*Given exercise*:
Repeat the entries below exactly as they appear, with no pictures.

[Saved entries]
# # # # # # #

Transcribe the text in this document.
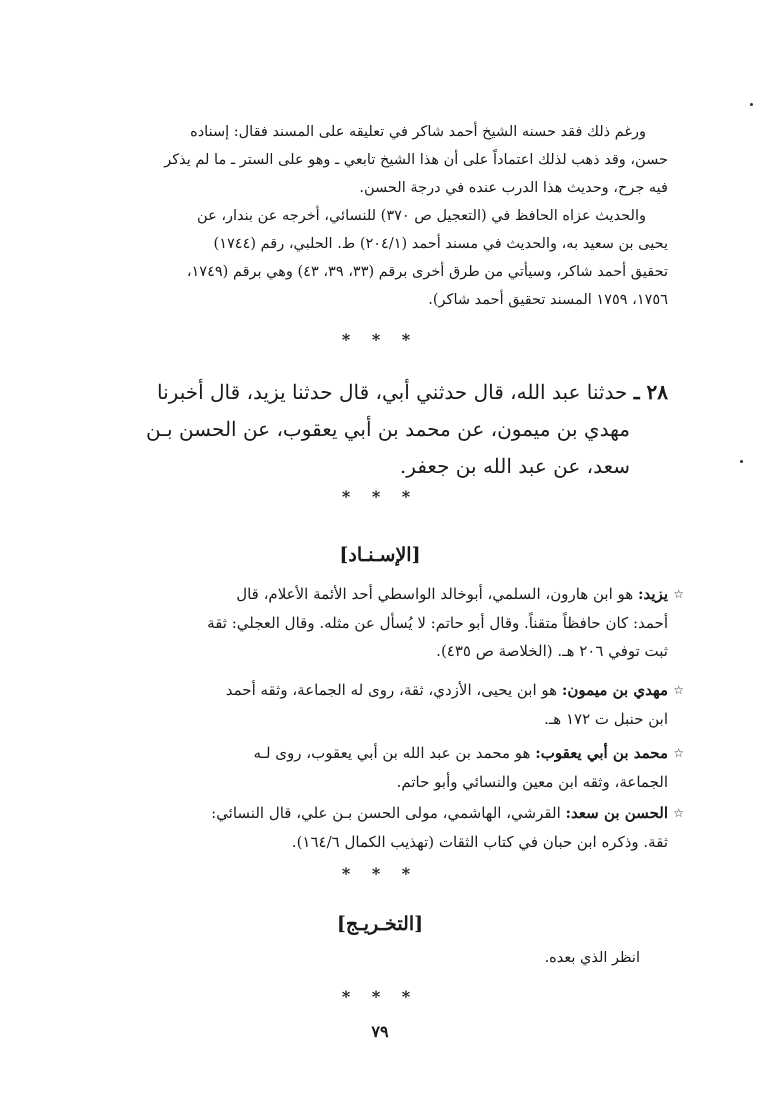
ورغم ذلك فقد حسنه الشيخ أحمد شاكر في تعليقه على المسند فقال: إسناده

حسن، وقد ذهب لذلك اعتماداً على أن هذا الشيخ تابعي ـ وهو على الستر ـ ما لم يذكر

فيه جرح، وحديث هذا الدرب عنده في درجة الحسن.

والحديث عزاه الحافظ في (التعجيل ص ٣٧٠) للنسائي، أخرجه عن بندار، عن

يحيى بن سعيد به، والحديث في مسند أحمد (٢٠٤/١) ط. الحلبي، رقم (١٧٤٤)

تحقيق أحمد شاكر، وسيأتي من طرق أخرى برقم (٣٣، ٣٩، ٤٣) وهي برقم (١٧٤٩،

١٧٥٦، ١٧٥٩ المسند تحقيق أحمد شاكر).

* * *

٢٨ ـ حدثنا عبد الله، قال حدثني أبي، قال حدثنا يزيد، قال أخبرنا

مهدي بن ميمون، عن محمد بن أبي يعقوب، عن الحسن بـن

سعد، عن عبد الله بن جعفر.

* * *
[الإسـنـاد]

☆يزيد: هو ابن هارون، السلمي، أبوخالد الواسطي أحد الأئمة الأعلام، قال

أحمد: كان حافظاً متقناً. وقال أبو حاتم: لا يُسأل عن مثله. وقال العجلي: ثقة

ثبت توفي ٢٠٦ هـ. (الخلاصة ص ٤٣٥).

☆مهدي بن ميمون: هو ابن يحيى، الأزدي، ثقة، روى له الجماعة، وثقه أحمد

ابن حنبل ت ١٧٢ هـ.

☆محمد بن أبي يعقوب: هو محمد بن عبد الله بن أبي يعقوب، روى لـه

الجماعة، وثقه ابن معين والنسائي وأبو حاتم.

☆الحسن بن سعد: القرشي، الهاشمي، مولى الحسن بـن علي، قال النسائي:

ثقة. وذكره ابن حبان في كتاب الثقات (تهذيب الكمال ١٦٤/٦).

* * *
[التخـريـج]
انظر الذي بعده.
* * *
٧٩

# # # # # # #

*Response to the task*:
Transcribe the text in this document.
ورغم ذلك فقد حسنه الشيخ أحمد شاكر في تعليقه على المسند فقال: إسناده

حسن، وقد ذهب لذلك اعتماداً على أن هذا الشيخ تابعي ـ وهو على الستر ـ ما لم يذكر

فيه جرح، وحديث هذا الدرب عنده في درجة الحسن.

والحديث عزاه الحافظ في (التعجيل ص ٣٧٠) للنسائي، أخرجه عن بندار، عن

يحيى بن سعيد به، والحديث في مسند أحمد (٢٠٤/١) ط. الحلبي، رقم (١٧٤٤)

تحقيق أحمد شاكر، وسيأتي من طرق أخرى برقم (٣٣، ٣٩، ٤٣) وهي برقم (١٧٤٩،

١٧٥٦، ١٧٥٩ المسند تحقيق أحمد شاكر).

* * *

٢٨ ـ حدثنا عبد الله، قال حدثني أبي، قال حدثنا يزيد، قال أخبرنا

مهدي بن ميمون، عن محمد بن أبي يعقوب، عن الحسن بـن

سعد، عن عبد الله بن جعفر.

* * *
[الإسـنـاد]

☆يزيد: هو ابن هارون، السلمي، أبوخالد الواسطي أحد الأئمة الأعلام، قال

أحمد: كان حافظاً متقناً. وقال أبو حاتم: لا يُسأل عن مثله. وقال العجلي: ثقة

ثبت توفي ٢٠٦ هـ. (الخلاصة ص ٤٣٥).

☆مهدي بن ميمون: هو ابن يحيى، الأزدي، ثقة، روى له الجماعة، وثقه أحمد

ابن حنبل ت ١٧٢ هـ.

☆محمد بن أبي يعقوب: هو محمد بن عبد الله بن أبي يعقوب، روى لـه

الجماعة، وثقه ابن معين والنسائي وأبو حاتم.

☆الحسن بن سعد: القرشي، الهاشمي، مولى الحسن بـن علي، قال النسائي:

ثقة. وذكره ابن حبان في كتاب الثقات (تهذيب الكمال ١٦٤/٦).

* * *
[التخـريـج]
انظر الذي بعده.
* * *
٧٩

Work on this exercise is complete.